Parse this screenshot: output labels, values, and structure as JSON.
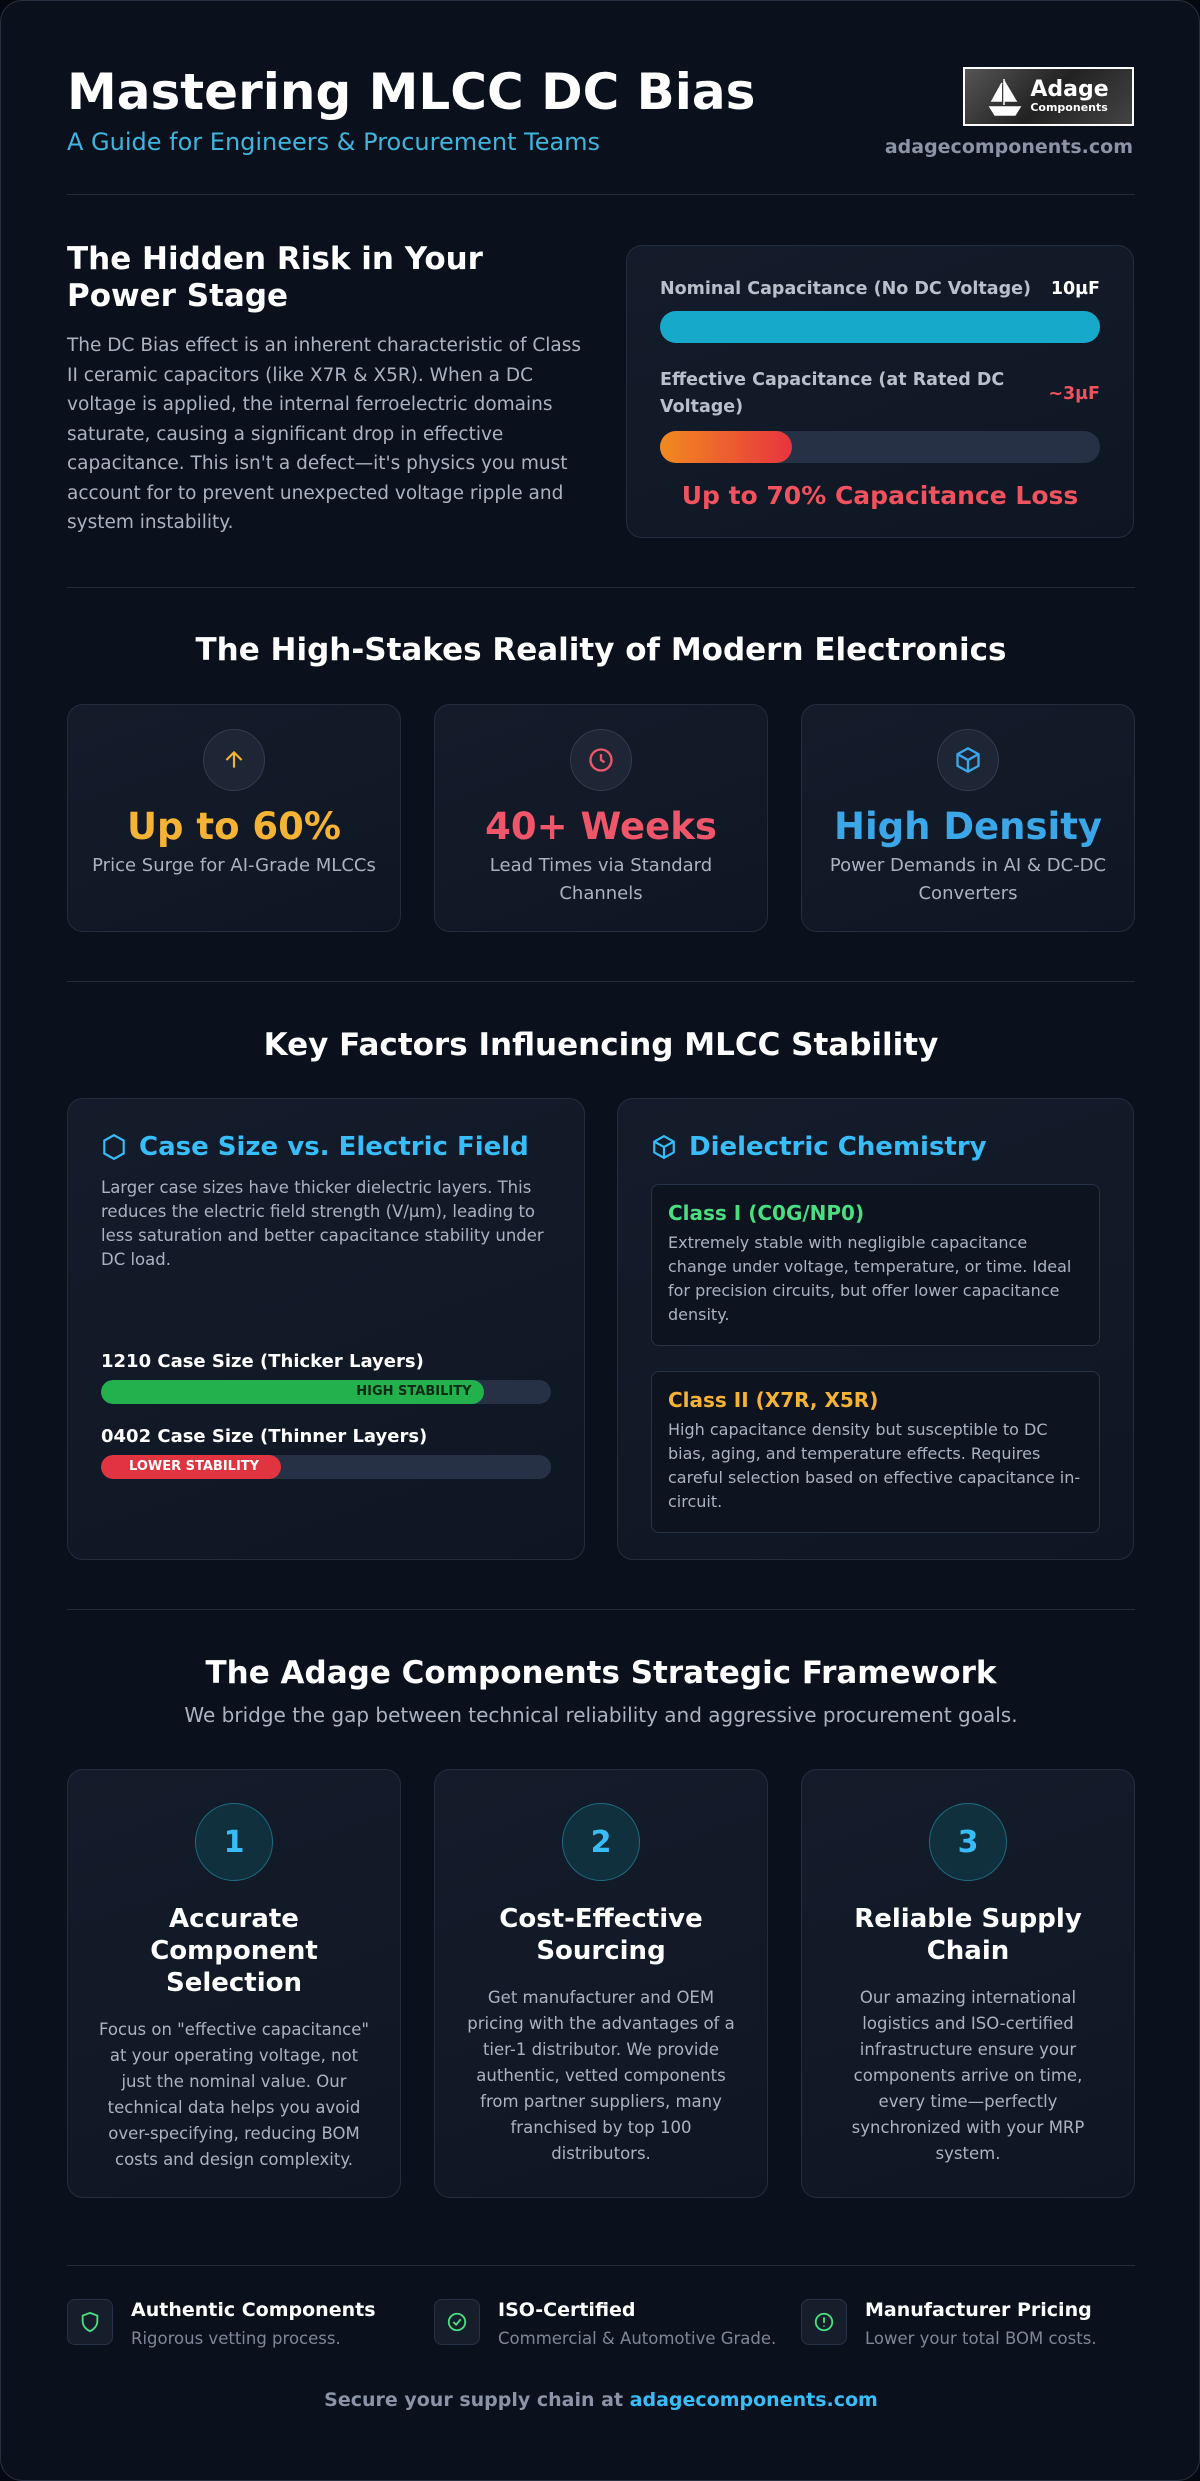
{
  "header": {
    "title": "Mastering MLCC DC Bias",
    "subtitle": "A Guide for Engineers & Procurement Teams",
    "logo": {
      "name": "Adage",
      "sub": "Components"
    },
    "url": "adagecomponents.com"
  },
  "risk": {
    "heading": "The Hidden Risk in Your Power Stage",
    "body": "The DC Bias effect is an inherent characteristic of Class II ceramic capacitors (like X7R & X5R). When a DC voltage is applied, the internal ferroelectric domains saturate, causing a significant drop in effective capacitance. This isn't a defect—it's physics you must account for to prevent unexpected voltage ripple and system instability.",
    "nominal": {
      "label": "Nominal Capacitance (No DC Voltage)",
      "value": "10µF"
    },
    "effective": {
      "label": "Effective Capacitance (at Rated DC Voltage)",
      "value": "~3µF"
    },
    "loss": "Up to 70% Capacitance Loss"
  },
  "stakes": {
    "heading": "The High-Stakes Reality of Modern Electronics",
    "cards": [
      {
        "value": "Up to 60%",
        "label": "Price Surge for AI-Grade MLCCs"
      },
      {
        "value": "40+ Weeks",
        "label": "Lead Times via Standard Channels"
      },
      {
        "value": "High Density",
        "label": "Power Demands in AI & DC-DC Converters"
      }
    ]
  },
  "factors": {
    "heading": "Key Factors Influencing MLCC Stability",
    "case": {
      "title": "Case Size vs. Electric Field",
      "body": "Larger case sizes have thicker dielectric layers. This reduces the electric field strength (V/μm), leading to less saturation and better capacitance stability under DC load.",
      "bars": [
        {
          "label": "1210 Case Size (Thicker Layers)",
          "badge": "HIGH STABILITY"
        },
        {
          "label": "0402 Case Size (Thinner Layers)",
          "badge": "LOWER STABILITY"
        }
      ]
    },
    "dielectric": {
      "title": "Dielectric Chemistry",
      "classes": [
        {
          "name": "Class I (C0G/NP0)",
          "body": "Extremely stable with negligible capacitance change under voltage, temperature, or time. Ideal for precision circuits, but offer lower capacitance density."
        },
        {
          "name": "Class II (X7R, X5R)",
          "body": "High capacitance density but susceptible to DC bias, aging, and temperature effects. Requires careful selection based on effective capacitance in-circuit."
        }
      ]
    }
  },
  "framework": {
    "heading": "The Adage Components Strategic Framework",
    "subtitle": "We bridge the gap between technical reliability and aggressive procurement goals.",
    "steps": [
      {
        "number": 1,
        "title": "Accurate Component Selection",
        "body": "Focus on \"effective capacitance\" at your operating voltage, not just the nominal value. Our technical data helps you avoid over-specifying, reducing BOM costs and design complexity."
      },
      {
        "number": 2,
        "title": "Cost-Effective Sourcing",
        "body": "Get manufacturer and OEM pricing with the advantages of a tier-1 distributor. We provide authentic, vetted components from partner suppliers, many franchised by top 100 distributors."
      },
      {
        "number": 3,
        "title": "Reliable Supply Chain",
        "body": "Our amazing international logistics and ISO-certified infrastructure ensure your components arrive on time, every time—perfectly synchronized with your MRP system."
      }
    ]
  },
  "features": [
    {
      "title": "Authentic Components",
      "body": "Rigorous vetting process."
    },
    {
      "title": "ISO-Certified",
      "body": "Commercial & Automotive Grade."
    },
    {
      "title": "Manufacturer Pricing",
      "body": "Lower your total BOM costs."
    }
  ],
  "footer": {
    "text": "Secure your supply chain at",
    "link": "adagecomponents.com"
  }
}
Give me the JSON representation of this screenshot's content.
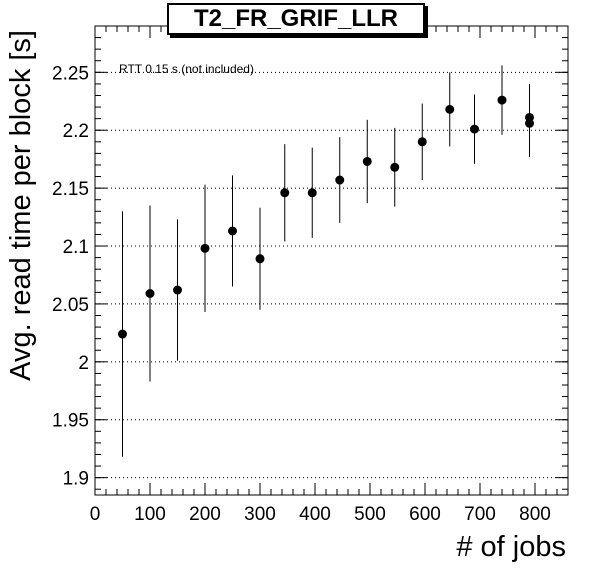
{
  "chart_data": {
    "type": "scatter",
    "title": "T2_FR_GRIF_LLR",
    "xlabel": "# of jobs",
    "ylabel": "Avg. read time per block [s]",
    "annotation": "RTT 0.15 s (not included)",
    "xlim": [
      0,
      860
    ],
    "ylim": [
      1.885,
      2.29
    ],
    "xticks": [
      0,
      100,
      200,
      300,
      400,
      500,
      600,
      700,
      800
    ],
    "yticks": [
      1.9,
      1.95,
      2,
      2.05,
      2.1,
      2.15,
      2.2,
      2.25
    ],
    "ytick_labels": [
      "1.9",
      "1.95",
      "2",
      "2.05",
      "2.1",
      "2.15",
      "2.2",
      "2.25"
    ],
    "grid": "horizontal dotted",
    "points": [
      {
        "x": 50,
        "y": 2.024,
        "err": 0.106
      },
      {
        "x": 100,
        "y": 2.059,
        "err": 0.076
      },
      {
        "x": 150,
        "y": 2.062,
        "err": 0.061
      },
      {
        "x": 200,
        "y": 2.098,
        "err": 0.055
      },
      {
        "x": 250,
        "y": 2.113,
        "err": 0.048
      },
      {
        "x": 300,
        "y": 2.089,
        "err": 0.044
      },
      {
        "x": 345,
        "y": 2.146,
        "err": 0.042
      },
      {
        "x": 395,
        "y": 2.146,
        "err": 0.039
      },
      {
        "x": 445,
        "y": 2.157,
        "err": 0.037
      },
      {
        "x": 495,
        "y": 2.173,
        "err": 0.036
      },
      {
        "x": 545,
        "y": 2.168,
        "err": 0.034
      },
      {
        "x": 595,
        "y": 2.19,
        "err": 0.033
      },
      {
        "x": 645,
        "y": 2.218,
        "err": 0.032
      },
      {
        "x": 690,
        "y": 2.201,
        "err": 0.03
      },
      {
        "x": 740,
        "y": 2.226,
        "err": 0.03
      },
      {
        "x": 790,
        "y": 2.211,
        "err": 0.029
      },
      {
        "x": 790,
        "y": 2.206,
        "err": 0.029
      }
    ]
  }
}
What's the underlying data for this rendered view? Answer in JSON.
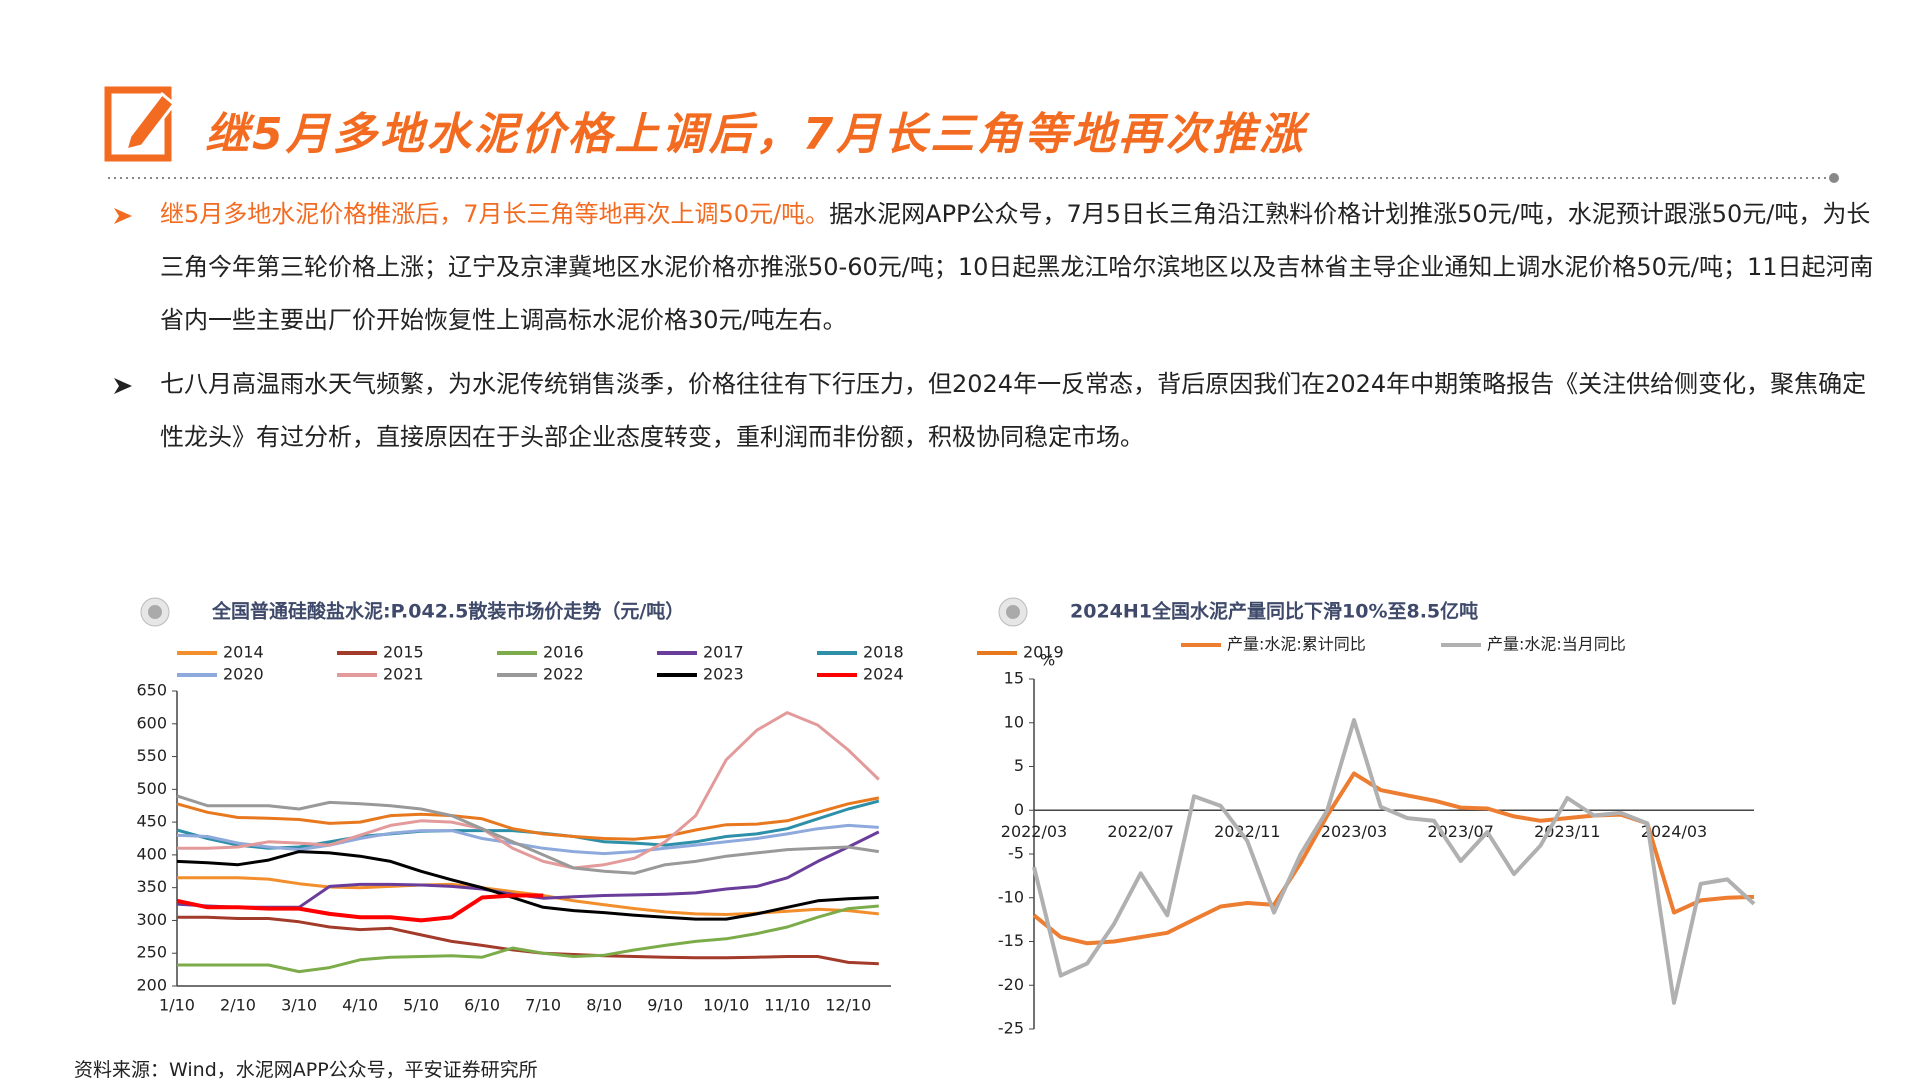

__Exercise directions__
Return all of the data exactly as written, and drop the pictures.

__Written response__
Parse this screenshot: output labels, values, and structure as JSON.
{
  "header": {
    "title": "Mastering MLCC DC Bias",
    "subtitle": "A Guide for Engineers & Procurement Teams",
    "logo": {
      "name": "Adage",
      "sub": "Components"
    },
    "url": "adagecomponents.com"
  },
  "risk": {
    "heading": "The Hidden Risk in Your Power Stage",
    "body": "The DC Bias effect is an inherent characteristic of Class II ceramic capacitors (like X7R & X5R). When a DC voltage is applied, the internal ferroelectric domains saturate, causing a significant drop in effective capacitance. This isn't a defect—it's physics you must account for to prevent unexpected voltage ripple and system instability.",
    "nominal": {
      "label": "Nominal Capacitance (No DC Voltage)",
      "value": "10µF"
    },
    "effective": {
      "label": "Effective Capacitance (at Rated DC Voltage)",
      "value": "~3µF"
    },
    "loss": "Up to 70% Capacitance Loss"
  },
  "stakes": {
    "heading": "The High-Stakes Reality of Modern Electronics",
    "cards": [
      {
        "value": "Up to 60%",
        "label": "Price Surge for AI-Grade MLCCs"
      },
      {
        "value": "40+ Weeks",
        "label": "Lead Times via Standard Channels"
      },
      {
        "value": "High Density",
        "label": "Power Demands in AI & DC-DC Converters"
      }
    ]
  },
  "factors": {
    "heading": "Key Factors Influencing MLCC Stability",
    "case": {
      "title": "Case Size vs. Electric Field",
      "body": "Larger case sizes have thicker dielectric layers. This reduces the electric field strength (V/μm), leading to less saturation and better capacitance stability under DC load.",
      "bars": [
        {
          "label": "1210 Case Size (Thicker Layers)",
          "badge": "HIGH STABILITY"
        },
        {
          "label": "0402 Case Size (Thinner Layers)",
          "badge": "LOWER STABILITY"
        }
      ]
    },
    "dielectric": {
      "title": "Dielectric Chemistry",
      "classes": [
        {
          "name": "Class I (C0G/NP0)",
          "body": "Extremely stable with negligible capacitance change under voltage, temperature, or time. Ideal for precision circuits, but offer lower capacitance density."
        },
        {
          "name": "Class II (X7R, X5R)",
          "body": "High capacitance density but susceptible to DC bias, aging, and temperature effects. Requires careful selection based on effective capacitance in-circuit."
        }
      ]
    }
  },
  "framework": {
    "heading": "The Adage Components Strategic Framework",
    "subtitle": "We bridge the gap between technical reliability and aggressive procurement goals.",
    "steps": [
      {
        "number": 1,
        "title": "Accurate Component Selection",
        "body": "Focus on \"effective capacitance\" at your operating voltage, not just the nominal value. Our technical data helps you avoid over-specifying, reducing BOM costs and design complexity."
      },
      {
        "number": 2,
        "title": "Cost-Effective Sourcing",
        "body": "Get manufacturer and OEM pricing with the advantages of a tier-1 distributor. We provide authentic, vetted components from partner suppliers, many franchised by top 100 distributors."
      },
      {
        "number": 3,
        "title": "Reliable Supply Chain",
        "body": "Our amazing international logistics and ISO-certified infrastructure ensure your components arrive on time, every time—perfectly synchronized with your MRP system."
      }
    ]
  },
  "features": [
    {
      "title": "Authentic Components",
      "body": "Rigorous vetting process."
    },
    {
      "title": "ISO-Certified",
      "body": "Commercial & Automotive Grade."
    },
    {
      "title": "Manufacturer Pricing",
      "body": "Lower your total BOM costs."
    }
  ],
  "footer": {
    "text": "Secure your supply chain at",
    "link": "adagecomponents.com"
  }
}
Give me the JSON representation of this screenshot's content.
{
  "chart_data": {
    "type": "scatter",
    "title": "T2_FR_GRIF_LLR",
    "xlabel": "# of jobs",
    "ylabel": "Avg. read time per block [s]",
    "annotation": "RTT 0.15 s (not included)",
    "xlim": [
      0,
      860
    ],
    "ylim": [
      1.885,
      2.29
    ],
    "xticks": [
      0,
      100,
      200,
      300,
      400,
      500,
      600,
      700,
      800
    ],
    "yticks": [
      1.9,
      1.95,
      2,
      2.05,
      2.1,
      2.15,
      2.2,
      2.25
    ],
    "ytick_labels": [
      "1.9",
      "1.95",
      "2",
      "2.05",
      "2.1",
      "2.15",
      "2.2",
      "2.25"
    ],
    "grid": "horizontal dotted",
    "points": [
      {
        "x": 50,
        "y": 2.024,
        "err": 0.106
      },
      {
        "x": 100,
        "y": 2.059,
        "err": 0.076
      },
      {
        "x": 150,
        "y": 2.062,
        "err": 0.061
      },
      {
        "x": 200,
        "y": 2.098,
        "err": 0.055
      },
      {
        "x": 250,
        "y": 2.113,
        "err": 0.048
      },
      {
        "x": 300,
        "y": 2.089,
        "err": 0.044
      },
      {
        "x": 345,
        "y": 2.146,
        "err": 0.042
      },
      {
        "x": 395,
        "y": 2.146,
        "err": 0.039
      },
      {
        "x": 445,
        "y": 2.157,
        "err": 0.037
      },
      {
        "x": 495,
        "y": 2.173,
        "err": 0.036
      },
      {
        "x": 545,
        "y": 2.168,
        "err": 0.034
      },
      {
        "x": 595,
        "y": 2.19,
        "err": 0.033
      },
      {
        "x": 645,
        "y": 2.218,
        "err": 0.032
      },
      {
        "x": 690,
        "y": 2.201,
        "err": 0.03
      },
      {
        "x": 740,
        "y": 2.226,
        "err": 0.03
      },
      {
        "x": 790,
        "y": 2.211,
        "err": 0.029
      },
      {
        "x": 790,
        "y": 2.206,
        "err": 0.029
      }
    ]
  }
}
What's the underlying data for this rendered view? Answer in JSON.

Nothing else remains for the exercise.